== Data records ==
►
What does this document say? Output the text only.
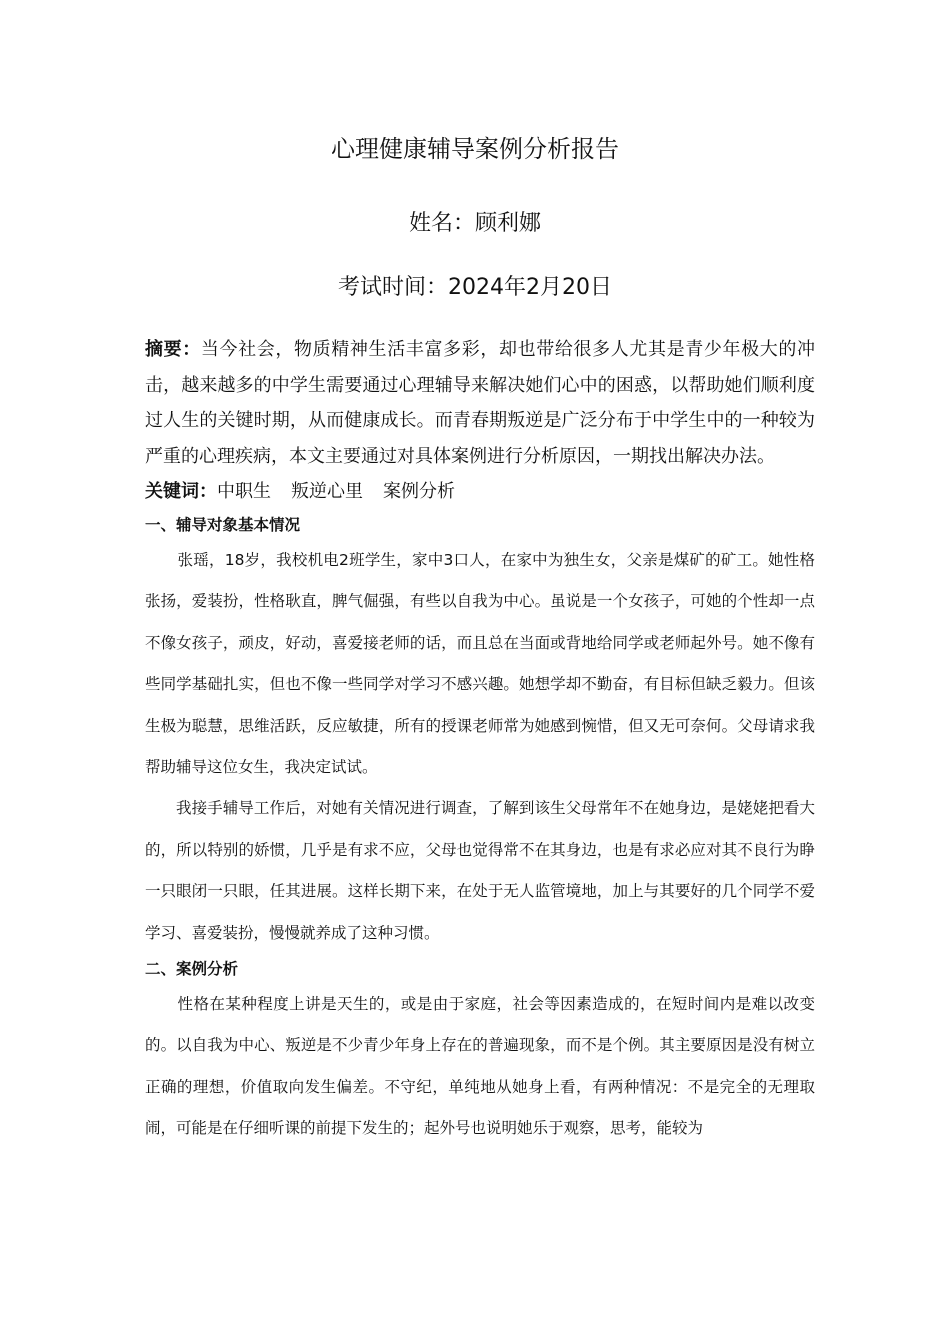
心理健康辅导案例分析报告
姓名：顾利娜
考试时间：2024年2月20日

摘要：当今社会，物质精神生活丰富多彩，却也带给很多人尤其是青少年极大的冲击，越来越多的中学生需要通过心理辅导来解决她们心中的困惑，以帮助她们顺利度过人生的关键时期，从而健康成长。而青春期叛逆是广泛分布于中学生中的一种较为严重的心理疾病，本文主要通过对具体案例进行分析原因，一期找出解决办法。

关键词：中职生 叛逆心里 案例分析

一、辅导对象基本情况

张瑶，18岁，我校机电2班学生，家中3口人，在家中为独生女，父亲是煤矿的矿工。她性格张扬，爱装扮，性格耿直，脾气倔强，有些以自我为中心。虽说是一个女孩子，可她的个性却一点不像女孩子，顽皮，好动，喜爱接老师的话，而且总在当面或背地给同学或老师起外号。她不像有些同学基础扎实，但也不像一些同学对学习不感兴趣。她想学却不勤奋，有目标但缺乏毅力。但该生极为聪慧，思维活跃，反应敏捷，所有的授课老师常为她感到惋惜，但又无可奈何。父母请求我帮助辅导这位女生，我决定试试。

我接手辅导工作后，对她有关情况进行调查，了解到该生父母常年不在她身边，是姥姥把看大的，所以特别的娇惯，几乎是有求不应，父母也觉得常不在其身边，也是有求必应对其不良行为睁一只眼闭一只眼，任其进展。这样长期下来，在处于无人监管境地，加上与其要好的几个同学不爱学习、喜爱装扮，慢慢就养成了这种习惯。

二、案例分析

性格在某种程度上讲是天生的，或是由于家庭，社会等因素造成的，在短时间内是难以改变的。以自我为中心、叛逆是不少青少年身上存在的普遍现象，而不是个例。其主要原因是没有树立正确的理想，价值取向发生偏差。不守纪，单纯地从她身上看，有两种情况：不是完全的无理取闹，可能是在仔细听课的前提下发生的；起外号也说明她乐于观察，思考，能较为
◄
== Task directions ==
Please set down each line of the data above exactly as written, without the pictures.

== Solution below ==
What does this document say? Output the text only.
心理健康辅导案例分析报告
姓名：顾利娜
考试时间：2024年2月20日

摘要：当今社会，物质精神生活丰富多彩，却也带给很多人尤其是青少年极大的冲击，越来越多的中学生需要通过心理辅导来解决她们心中的困惑，以帮助她们顺利度过人生的关键时期，从而健康成长。而青春期叛逆是广泛分布于中学生中的一种较为严重的心理疾病，本文主要通过对具体案例进行分析原因，一期找出解决办法。

关键词：中职生 叛逆心里 案例分析

一、辅导对象基本情况

张瑶，18岁，我校机电2班学生，家中3口人，在家中为独生女，父亲是煤矿的矿工。她性格张扬，爱装扮，性格耿直，脾气倔强，有些以自我为中心。虽说是一个女孩子，可她的个性却一点不像女孩子，顽皮，好动，喜爱接老师的话，而且总在当面或背地给同学或老师起外号。她不像有些同学基础扎实，但也不像一些同学对学习不感兴趣。她想学却不勤奋，有目标但缺乏毅力。但该生极为聪慧，思维活跃，反应敏捷，所有的授课老师常为她感到惋惜，但又无可奈何。父母请求我帮助辅导这位女生，我决定试试。

我接手辅导工作后，对她有关情况进行调查，了解到该生父母常年不在她身边，是姥姥把看大的，所以特别的娇惯，几乎是有求不应，父母也觉得常不在其身边，也是有求必应对其不良行为睁一只眼闭一只眼，任其进展。这样长期下来，在处于无人监管境地，加上与其要好的几个同学不爱学习、喜爱装扮，慢慢就养成了这种习惯。

二、案例分析

性格在某种程度上讲是天生的，或是由于家庭，社会等因素造成的，在短时间内是难以改变的。以自我为中心、叛逆是不少青少年身上存在的普遍现象，而不是个例。其主要原因是没有树立正确的理想，价值取向发生偏差。不守纪，单纯地从她身上看，有两种情况：不是完全的无理取闹，可能是在仔细听课的前提下发生的；起外号也说明她乐于观察，思考，能较为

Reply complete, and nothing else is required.